Required work:
Using the material below, copy every line where "What" appears.

Records for the exercise:
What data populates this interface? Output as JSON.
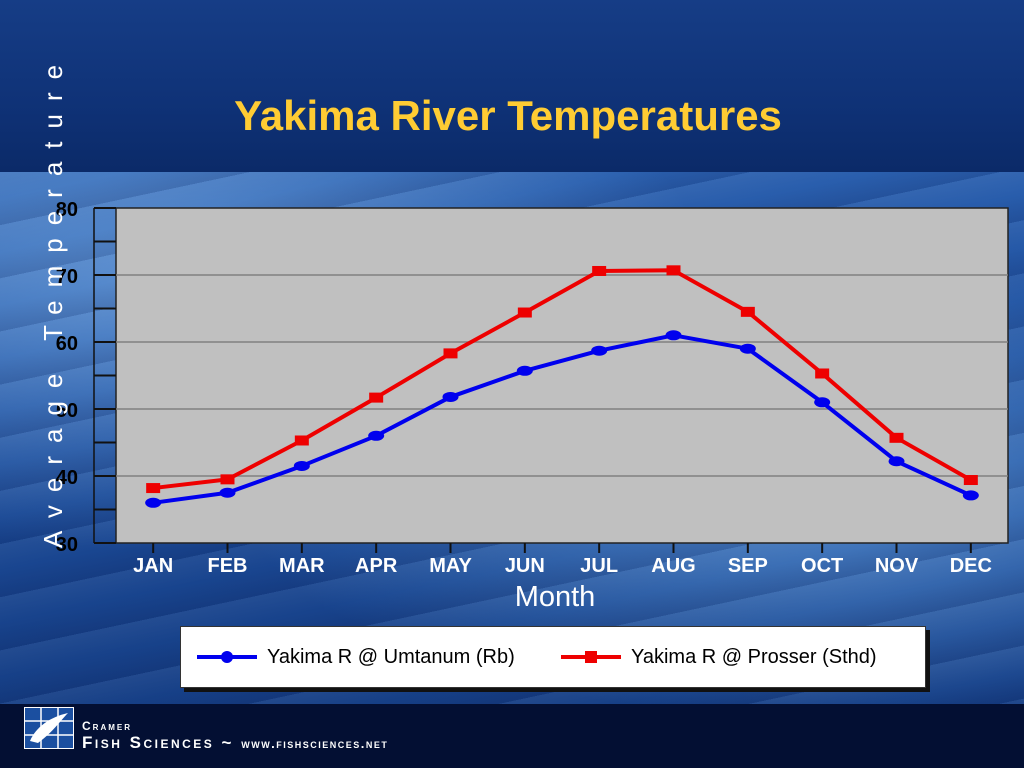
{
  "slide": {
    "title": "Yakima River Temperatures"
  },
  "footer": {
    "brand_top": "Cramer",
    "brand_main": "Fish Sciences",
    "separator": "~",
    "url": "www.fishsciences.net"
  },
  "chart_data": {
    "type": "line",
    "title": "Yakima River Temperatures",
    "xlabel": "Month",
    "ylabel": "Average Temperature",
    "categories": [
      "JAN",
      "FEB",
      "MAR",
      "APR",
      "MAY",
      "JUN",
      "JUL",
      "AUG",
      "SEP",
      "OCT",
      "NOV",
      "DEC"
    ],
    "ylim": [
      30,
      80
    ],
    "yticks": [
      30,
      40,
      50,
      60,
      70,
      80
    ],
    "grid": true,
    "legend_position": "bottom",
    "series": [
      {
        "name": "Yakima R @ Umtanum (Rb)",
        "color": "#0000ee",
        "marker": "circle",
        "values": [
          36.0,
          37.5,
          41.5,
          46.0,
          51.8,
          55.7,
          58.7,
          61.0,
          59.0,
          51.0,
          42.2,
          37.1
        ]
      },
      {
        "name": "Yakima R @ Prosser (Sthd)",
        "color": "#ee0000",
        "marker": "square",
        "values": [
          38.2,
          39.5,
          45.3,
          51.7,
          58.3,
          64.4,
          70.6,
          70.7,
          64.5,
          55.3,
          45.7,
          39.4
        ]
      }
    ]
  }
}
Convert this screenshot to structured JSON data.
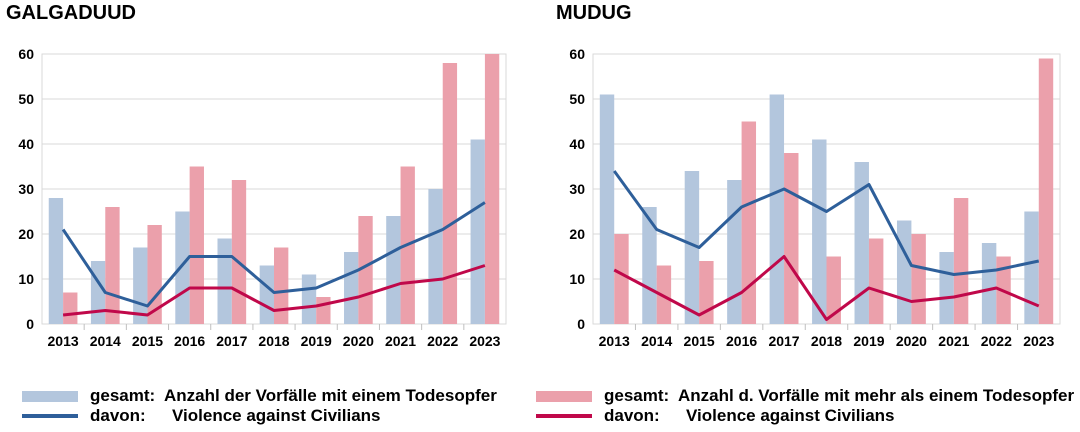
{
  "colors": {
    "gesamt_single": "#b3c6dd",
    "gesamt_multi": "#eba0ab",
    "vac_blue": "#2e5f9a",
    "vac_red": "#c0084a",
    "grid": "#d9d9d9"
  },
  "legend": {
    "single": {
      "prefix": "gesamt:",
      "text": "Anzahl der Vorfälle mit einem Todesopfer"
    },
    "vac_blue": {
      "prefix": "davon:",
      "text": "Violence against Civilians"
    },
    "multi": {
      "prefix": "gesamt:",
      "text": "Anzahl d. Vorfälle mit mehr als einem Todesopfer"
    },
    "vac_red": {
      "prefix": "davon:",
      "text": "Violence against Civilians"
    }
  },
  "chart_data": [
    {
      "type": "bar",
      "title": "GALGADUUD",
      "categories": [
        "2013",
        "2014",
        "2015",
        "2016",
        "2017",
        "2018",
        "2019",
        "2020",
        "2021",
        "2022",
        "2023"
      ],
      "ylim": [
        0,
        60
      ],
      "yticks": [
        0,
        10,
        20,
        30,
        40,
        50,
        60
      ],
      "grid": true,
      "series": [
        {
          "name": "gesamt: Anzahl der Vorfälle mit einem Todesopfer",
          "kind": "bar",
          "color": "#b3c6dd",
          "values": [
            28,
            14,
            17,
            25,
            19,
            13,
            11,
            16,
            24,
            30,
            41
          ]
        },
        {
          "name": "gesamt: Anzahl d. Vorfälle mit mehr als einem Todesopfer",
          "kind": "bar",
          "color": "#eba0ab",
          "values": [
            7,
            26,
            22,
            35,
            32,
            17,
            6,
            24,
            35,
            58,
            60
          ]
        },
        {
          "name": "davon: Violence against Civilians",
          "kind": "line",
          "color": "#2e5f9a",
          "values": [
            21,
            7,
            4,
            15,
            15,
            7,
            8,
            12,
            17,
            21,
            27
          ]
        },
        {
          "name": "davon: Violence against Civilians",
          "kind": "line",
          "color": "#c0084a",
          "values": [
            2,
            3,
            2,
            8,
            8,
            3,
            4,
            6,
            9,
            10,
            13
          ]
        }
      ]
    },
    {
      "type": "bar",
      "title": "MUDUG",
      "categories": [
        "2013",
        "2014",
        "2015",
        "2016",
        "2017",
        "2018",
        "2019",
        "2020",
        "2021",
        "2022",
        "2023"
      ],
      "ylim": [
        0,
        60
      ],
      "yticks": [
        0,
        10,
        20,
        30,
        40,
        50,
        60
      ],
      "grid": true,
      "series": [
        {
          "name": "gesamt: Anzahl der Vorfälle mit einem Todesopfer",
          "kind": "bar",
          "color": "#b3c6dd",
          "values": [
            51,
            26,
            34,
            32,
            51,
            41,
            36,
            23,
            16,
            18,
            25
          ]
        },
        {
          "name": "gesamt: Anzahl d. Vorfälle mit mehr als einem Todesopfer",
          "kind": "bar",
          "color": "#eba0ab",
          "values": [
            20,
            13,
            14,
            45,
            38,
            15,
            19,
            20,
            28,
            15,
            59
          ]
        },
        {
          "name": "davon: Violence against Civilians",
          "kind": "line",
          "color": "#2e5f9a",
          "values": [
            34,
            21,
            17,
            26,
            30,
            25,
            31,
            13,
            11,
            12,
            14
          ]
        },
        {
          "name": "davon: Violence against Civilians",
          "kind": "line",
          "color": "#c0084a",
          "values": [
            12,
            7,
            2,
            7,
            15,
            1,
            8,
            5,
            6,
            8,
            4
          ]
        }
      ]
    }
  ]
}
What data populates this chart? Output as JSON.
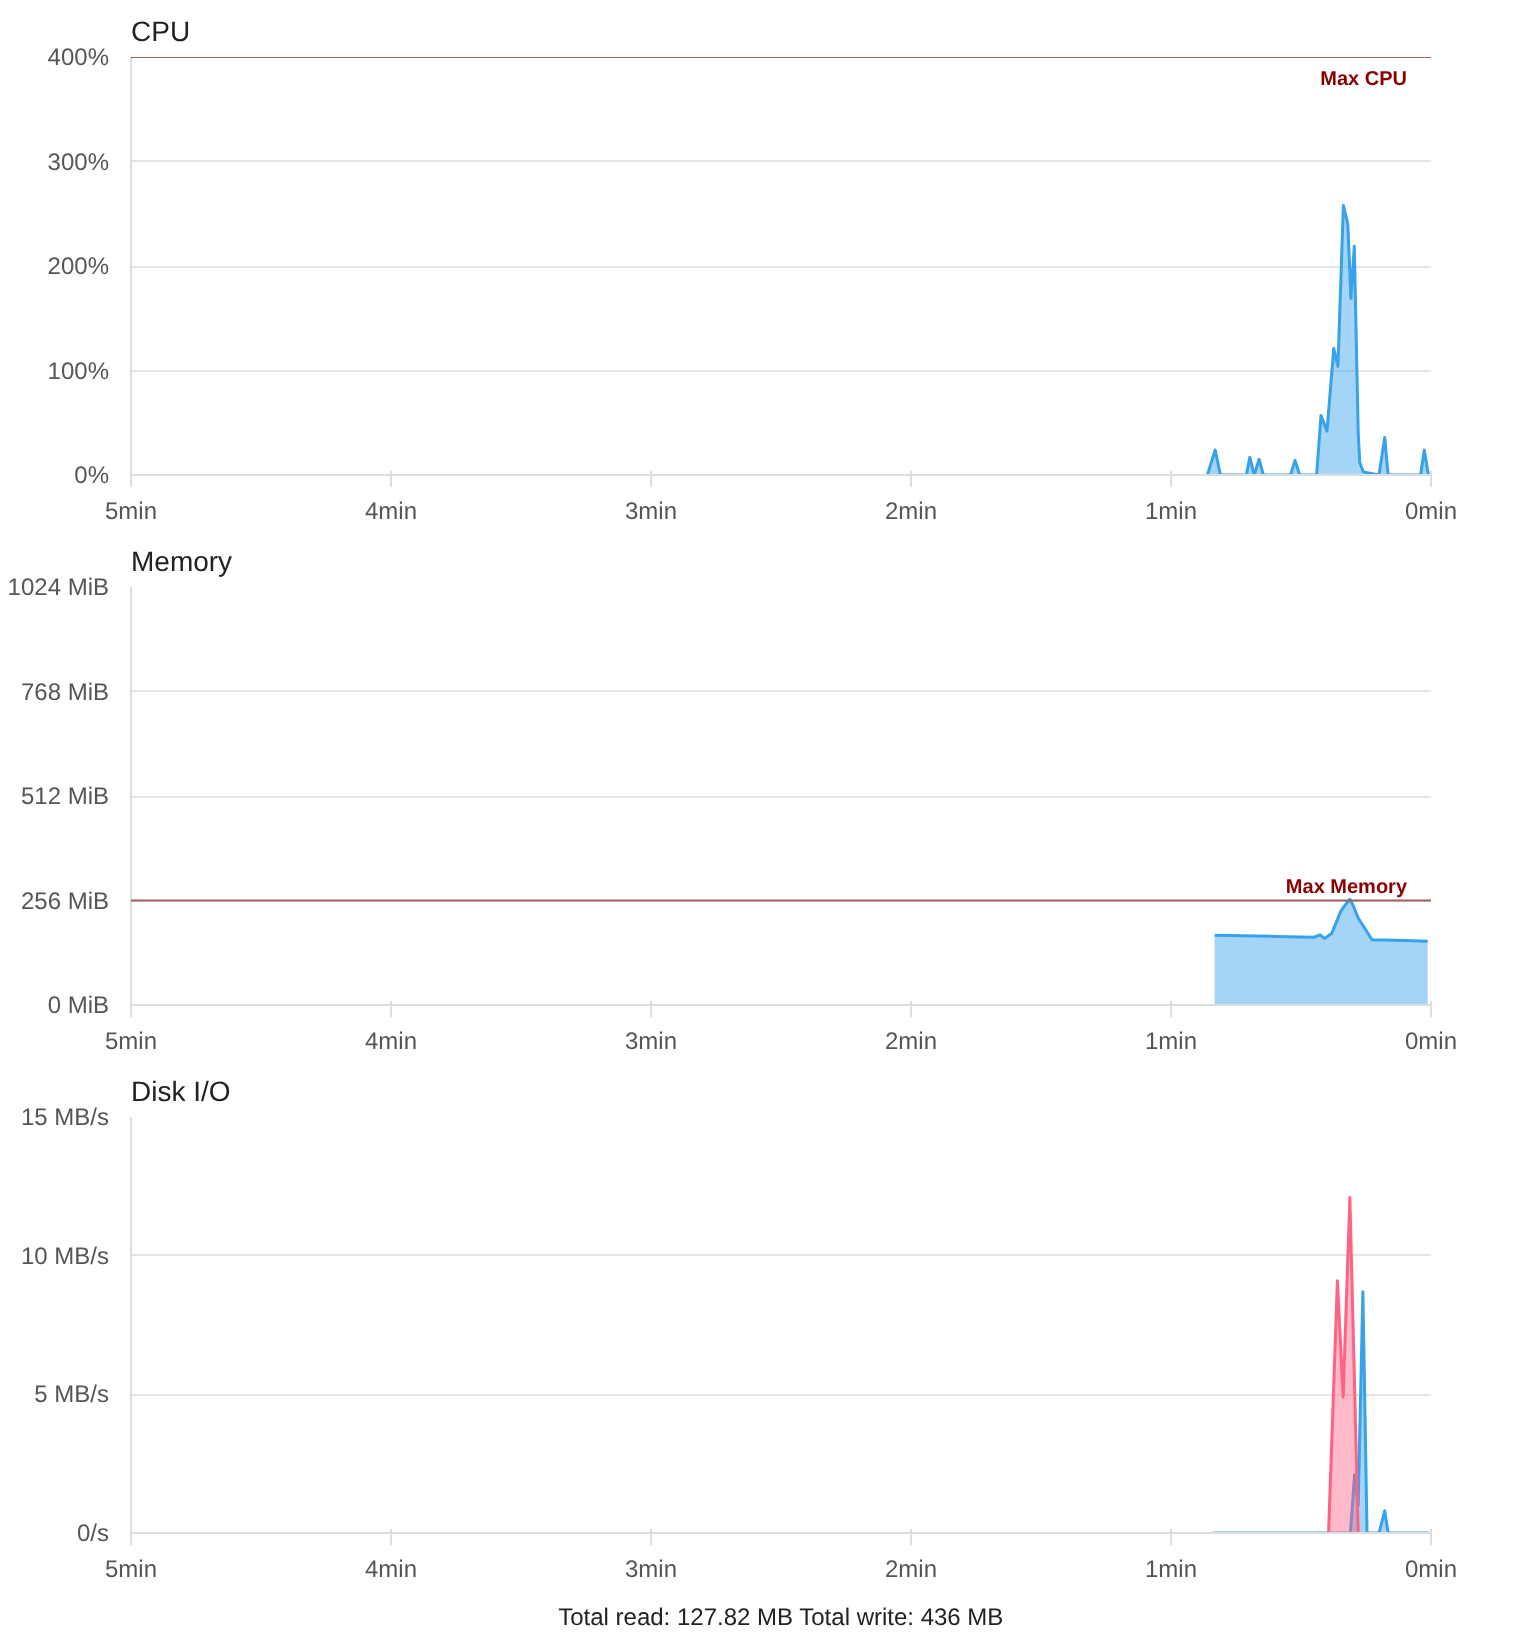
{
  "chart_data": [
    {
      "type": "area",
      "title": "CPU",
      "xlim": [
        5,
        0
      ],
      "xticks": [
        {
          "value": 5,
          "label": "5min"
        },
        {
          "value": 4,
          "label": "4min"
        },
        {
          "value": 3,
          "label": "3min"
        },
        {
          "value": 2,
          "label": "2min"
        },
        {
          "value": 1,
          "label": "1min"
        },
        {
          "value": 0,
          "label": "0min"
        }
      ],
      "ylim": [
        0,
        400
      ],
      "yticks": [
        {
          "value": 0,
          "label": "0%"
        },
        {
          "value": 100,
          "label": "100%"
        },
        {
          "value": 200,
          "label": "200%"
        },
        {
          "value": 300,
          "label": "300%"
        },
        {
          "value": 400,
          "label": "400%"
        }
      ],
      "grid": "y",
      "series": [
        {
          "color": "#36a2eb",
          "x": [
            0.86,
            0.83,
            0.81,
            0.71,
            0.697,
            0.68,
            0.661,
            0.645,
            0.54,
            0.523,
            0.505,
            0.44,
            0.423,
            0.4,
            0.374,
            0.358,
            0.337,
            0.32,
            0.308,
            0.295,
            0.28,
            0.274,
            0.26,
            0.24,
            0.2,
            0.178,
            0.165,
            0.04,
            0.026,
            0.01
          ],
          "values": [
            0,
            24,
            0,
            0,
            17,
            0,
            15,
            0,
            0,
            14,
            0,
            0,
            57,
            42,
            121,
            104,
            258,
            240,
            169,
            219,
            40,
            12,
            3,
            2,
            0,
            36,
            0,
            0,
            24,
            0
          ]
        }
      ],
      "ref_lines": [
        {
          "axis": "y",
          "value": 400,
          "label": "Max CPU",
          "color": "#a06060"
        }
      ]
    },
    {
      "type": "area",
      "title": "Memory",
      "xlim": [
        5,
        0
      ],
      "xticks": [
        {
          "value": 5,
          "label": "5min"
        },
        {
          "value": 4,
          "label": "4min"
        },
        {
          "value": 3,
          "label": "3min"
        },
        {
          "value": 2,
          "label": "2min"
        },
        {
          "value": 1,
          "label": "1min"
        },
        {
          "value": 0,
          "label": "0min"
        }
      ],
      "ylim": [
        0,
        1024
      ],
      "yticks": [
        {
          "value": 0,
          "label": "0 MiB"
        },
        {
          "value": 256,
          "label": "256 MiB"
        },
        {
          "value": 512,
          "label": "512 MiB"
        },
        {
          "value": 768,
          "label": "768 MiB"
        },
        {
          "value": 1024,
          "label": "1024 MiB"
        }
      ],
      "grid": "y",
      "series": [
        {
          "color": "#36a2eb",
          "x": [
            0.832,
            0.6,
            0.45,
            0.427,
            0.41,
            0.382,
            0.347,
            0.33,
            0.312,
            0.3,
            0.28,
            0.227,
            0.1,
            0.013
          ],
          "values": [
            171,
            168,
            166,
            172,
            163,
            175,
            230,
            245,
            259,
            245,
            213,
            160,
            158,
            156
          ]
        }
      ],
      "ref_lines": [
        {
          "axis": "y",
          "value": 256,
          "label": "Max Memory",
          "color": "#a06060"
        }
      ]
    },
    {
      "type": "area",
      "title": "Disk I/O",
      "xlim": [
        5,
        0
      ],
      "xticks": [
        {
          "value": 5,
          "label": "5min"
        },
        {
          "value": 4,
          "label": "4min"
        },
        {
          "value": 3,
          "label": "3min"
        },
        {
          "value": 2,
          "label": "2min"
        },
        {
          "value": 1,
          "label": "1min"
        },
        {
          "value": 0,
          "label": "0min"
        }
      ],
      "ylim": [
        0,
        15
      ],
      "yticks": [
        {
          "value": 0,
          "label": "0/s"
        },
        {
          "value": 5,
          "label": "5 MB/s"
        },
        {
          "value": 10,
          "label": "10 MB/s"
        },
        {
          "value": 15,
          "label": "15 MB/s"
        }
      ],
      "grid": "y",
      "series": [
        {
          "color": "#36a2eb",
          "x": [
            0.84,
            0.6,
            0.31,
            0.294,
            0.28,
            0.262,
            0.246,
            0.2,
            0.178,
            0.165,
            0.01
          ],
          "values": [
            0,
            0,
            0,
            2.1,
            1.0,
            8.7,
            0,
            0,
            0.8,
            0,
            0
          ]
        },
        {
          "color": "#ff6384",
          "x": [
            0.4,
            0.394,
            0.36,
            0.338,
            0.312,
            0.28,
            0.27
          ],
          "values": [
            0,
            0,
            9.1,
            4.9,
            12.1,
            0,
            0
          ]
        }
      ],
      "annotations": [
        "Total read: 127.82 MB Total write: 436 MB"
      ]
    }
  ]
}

Problem solution:
What data populates this interface? Output as JSON.
What data populates this chart? Output as JSON.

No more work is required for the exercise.